• PROBLEM TO SOLVE
Copy out all the lines where "this" shows up.

• MATERIALS PROVIDED
* BEGIN *

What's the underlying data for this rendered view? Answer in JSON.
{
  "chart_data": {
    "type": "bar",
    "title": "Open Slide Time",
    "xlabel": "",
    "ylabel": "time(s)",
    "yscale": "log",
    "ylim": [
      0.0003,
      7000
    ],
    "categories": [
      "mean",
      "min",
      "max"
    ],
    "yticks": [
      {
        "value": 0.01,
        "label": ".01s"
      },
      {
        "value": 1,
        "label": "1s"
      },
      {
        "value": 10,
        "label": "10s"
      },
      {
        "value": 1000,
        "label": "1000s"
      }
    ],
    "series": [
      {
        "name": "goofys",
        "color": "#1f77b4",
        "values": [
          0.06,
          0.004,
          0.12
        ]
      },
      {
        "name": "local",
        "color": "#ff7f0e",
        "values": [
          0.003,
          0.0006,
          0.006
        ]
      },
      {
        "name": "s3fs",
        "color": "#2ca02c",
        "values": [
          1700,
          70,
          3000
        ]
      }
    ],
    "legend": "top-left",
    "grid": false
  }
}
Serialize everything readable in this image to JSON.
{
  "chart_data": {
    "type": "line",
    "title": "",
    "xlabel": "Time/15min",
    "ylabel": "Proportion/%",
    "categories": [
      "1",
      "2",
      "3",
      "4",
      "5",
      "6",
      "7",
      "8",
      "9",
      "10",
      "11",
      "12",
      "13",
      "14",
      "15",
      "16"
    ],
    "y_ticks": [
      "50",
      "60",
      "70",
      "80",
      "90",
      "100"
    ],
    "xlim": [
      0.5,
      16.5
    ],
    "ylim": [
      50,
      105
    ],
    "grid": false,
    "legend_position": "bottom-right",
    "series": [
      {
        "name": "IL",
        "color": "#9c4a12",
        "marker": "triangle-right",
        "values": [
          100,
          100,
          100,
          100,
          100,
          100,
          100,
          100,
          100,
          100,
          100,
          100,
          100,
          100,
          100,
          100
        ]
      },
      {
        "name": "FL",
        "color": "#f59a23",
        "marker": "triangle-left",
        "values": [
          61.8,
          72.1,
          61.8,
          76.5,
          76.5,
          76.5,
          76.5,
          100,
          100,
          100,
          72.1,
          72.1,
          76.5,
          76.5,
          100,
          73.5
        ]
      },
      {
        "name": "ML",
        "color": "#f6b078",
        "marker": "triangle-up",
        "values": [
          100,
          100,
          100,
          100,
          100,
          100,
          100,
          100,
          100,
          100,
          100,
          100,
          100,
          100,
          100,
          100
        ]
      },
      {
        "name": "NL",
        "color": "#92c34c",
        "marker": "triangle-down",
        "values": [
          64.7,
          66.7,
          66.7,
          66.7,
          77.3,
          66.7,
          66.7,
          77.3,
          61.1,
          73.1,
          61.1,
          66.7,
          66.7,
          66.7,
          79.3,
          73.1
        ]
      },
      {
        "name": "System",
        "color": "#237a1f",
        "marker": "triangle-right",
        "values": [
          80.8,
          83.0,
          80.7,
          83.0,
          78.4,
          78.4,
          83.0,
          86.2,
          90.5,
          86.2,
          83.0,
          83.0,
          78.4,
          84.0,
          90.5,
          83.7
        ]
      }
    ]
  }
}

* END *

• EXERCISE RESULT
What's the underlying data for this rendered view? Answer in JSON.
Serialize everything readable in this image to JSON.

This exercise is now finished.